● **WHAT THIS TASK INVOLVES**
Write out every line of the material as it stands, apart from the pictures.

┄┄┄┄┄┄┄┄┄┄┄┄┄┄┄┄┄┄┄┄

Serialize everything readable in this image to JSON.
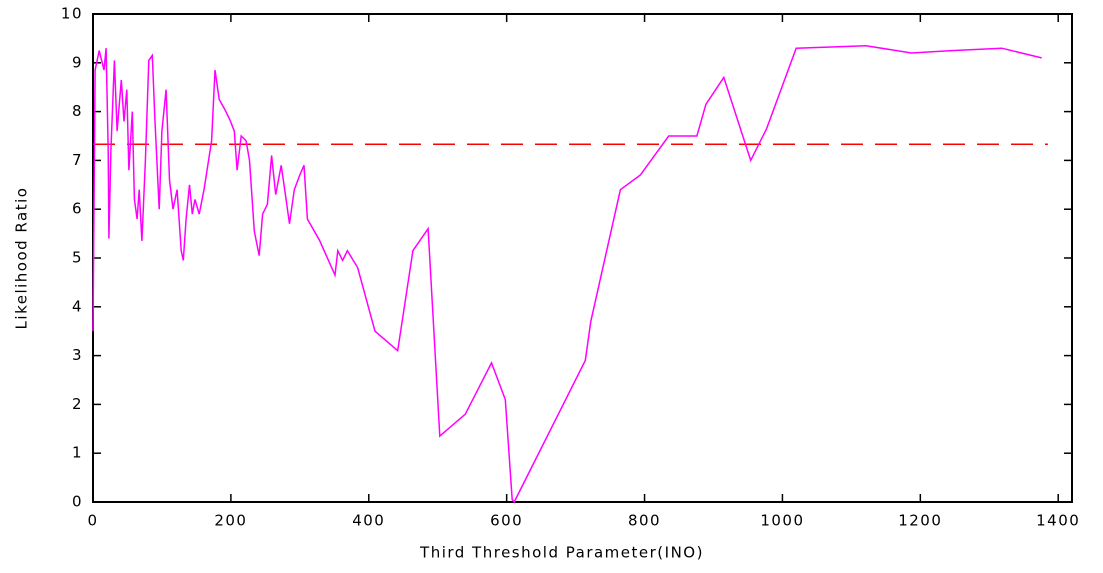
{
  "chart_data": {
    "type": "line",
    "xlabel": "Third Threshold Parameter(INO)",
    "ylabel": "Likelihood Ratio",
    "x": [
      0,
      3,
      9,
      16,
      19,
      22,
      23,
      26,
      31,
      35,
      41,
      45,
      49,
      52,
      57,
      60,
      64,
      67,
      71,
      76,
      81,
      86,
      90,
      96,
      100,
      106,
      111,
      116,
      122,
      128,
      131,
      135,
      140,
      144,
      148,
      154,
      161,
      172,
      177,
      183,
      191,
      198,
      205,
      209,
      215,
      222,
      227,
      234,
      241,
      246,
      253,
      259,
      265,
      273,
      279,
      285,
      292,
      300,
      306,
      311,
      329,
      351,
      355,
      362,
      369,
      384,
      409,
      442,
      464,
      486,
      503,
      540,
      578,
      598,
      608,
      611,
      714,
      722,
      765,
      794,
      835,
      876,
      889,
      915,
      954,
      977,
      1020,
      1121,
      1187,
      1245,
      1318,
      1376
    ],
    "series": [
      {
        "color": "#ff00ff",
        "values": [
          3.5,
          8.85,
          9.25,
          8.85,
          9.3,
          7.2,
          5.4,
          7.2,
          9.05,
          7.6,
          8.65,
          7.8,
          8.45,
          6.8,
          8.0,
          6.2,
          5.8,
          6.4,
          5.35,
          7.0,
          9.05,
          9.15,
          7.8,
          6.0,
          7.6,
          8.45,
          6.6,
          6.0,
          6.4,
          5.15,
          4.95,
          5.8,
          6.5,
          5.9,
          6.2,
          5.9,
          6.4,
          7.4,
          8.85,
          8.25,
          8.05,
          7.85,
          7.6,
          6.8,
          7.5,
          7.4,
          7.0,
          5.55,
          5.05,
          5.9,
          6.1,
          7.1,
          6.3,
          6.9,
          6.3,
          5.7,
          6.4,
          6.7,
          6.9,
          5.8,
          5.35,
          4.65,
          5.15,
          4.95,
          5.15,
          4.8,
          3.5,
          3.1,
          5.15,
          5.6,
          1.35,
          1.8,
          2.85,
          2.1,
          0.05,
          0,
          2.9,
          3.7,
          6.4,
          6.7,
          7.5,
          7.5,
          8.15,
          8.7,
          7.0,
          7.65,
          9.3,
          9.35,
          9.2,
          9.25,
          9.3,
          9.1
        ]
      }
    ],
    "reference_line": {
      "y": 7.33,
      "x": [
        0,
        1385
      ],
      "color": "#ff0000",
      "dashed": true
    },
    "xlim": [
      0,
      1420
    ],
    "xticks": [
      0,
      200,
      400,
      600,
      800,
      1000,
      1200,
      1400
    ],
    "ylim": [
      0,
      10
    ],
    "yticks": [
      0,
      1,
      2,
      3,
      4,
      5,
      6,
      7,
      8,
      9,
      10
    ]
  }
}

┄┄┄┄┄┄┄┄┄┄┄┄┄┄┄┄┄┄┄┄

● **OUTPUT BELOW**
Serialize everything readable in this image to JSON.
{
  "chart_data": {
    "type": "line",
    "xlabel": "Third Threshold Parameter(INO)",
    "ylabel": "Likelihood Ratio",
    "x": [
      0,
      3,
      9,
      16,
      19,
      22,
      23,
      26,
      31,
      35,
      41,
      45,
      49,
      52,
      57,
      60,
      64,
      67,
      71,
      76,
      81,
      86,
      90,
      96,
      100,
      106,
      111,
      116,
      122,
      128,
      131,
      135,
      140,
      144,
      148,
      154,
      161,
      172,
      177,
      183,
      191,
      198,
      205,
      209,
      215,
      222,
      227,
      234,
      241,
      246,
      253,
      259,
      265,
      273,
      279,
      285,
      292,
      300,
      306,
      311,
      329,
      351,
      355,
      362,
      369,
      384,
      409,
      442,
      464,
      486,
      503,
      540,
      578,
      598,
      608,
      611,
      714,
      722,
      765,
      794,
      835,
      876,
      889,
      915,
      954,
      977,
      1020,
      1121,
      1187,
      1245,
      1318,
      1376
    ],
    "series": [
      {
        "color": "#ff00ff",
        "values": [
          3.5,
          8.85,
          9.25,
          8.85,
          9.3,
          7.2,
          5.4,
          7.2,
          9.05,
          7.6,
          8.65,
          7.8,
          8.45,
          6.8,
          8.0,
          6.2,
          5.8,
          6.4,
          5.35,
          7.0,
          9.05,
          9.15,
          7.8,
          6.0,
          7.6,
          8.45,
          6.6,
          6.0,
          6.4,
          5.15,
          4.95,
          5.8,
          6.5,
          5.9,
          6.2,
          5.9,
          6.4,
          7.4,
          8.85,
          8.25,
          8.05,
          7.85,
          7.6,
          6.8,
          7.5,
          7.4,
          7.0,
          5.55,
          5.05,
          5.9,
          6.1,
          7.1,
          6.3,
          6.9,
          6.3,
          5.7,
          6.4,
          6.7,
          6.9,
          5.8,
          5.35,
          4.65,
          5.15,
          4.95,
          5.15,
          4.8,
          3.5,
          3.1,
          5.15,
          5.6,
          1.35,
          1.8,
          2.85,
          2.1,
          0.05,
          0,
          2.9,
          3.7,
          6.4,
          6.7,
          7.5,
          7.5,
          8.15,
          8.7,
          7.0,
          7.65,
          9.3,
          9.35,
          9.2,
          9.25,
          9.3,
          9.1
        ]
      }
    ],
    "reference_line": {
      "y": 7.33,
      "x": [
        0,
        1385
      ],
      "color": "#ff0000",
      "dashed": true
    },
    "xlim": [
      0,
      1420
    ],
    "xticks": [
      0,
      200,
      400,
      600,
      800,
      1000,
      1200,
      1400
    ],
    "ylim": [
      0,
      10
    ],
    "yticks": [
      0,
      1,
      2,
      3,
      4,
      5,
      6,
      7,
      8,
      9,
      10
    ]
  }
}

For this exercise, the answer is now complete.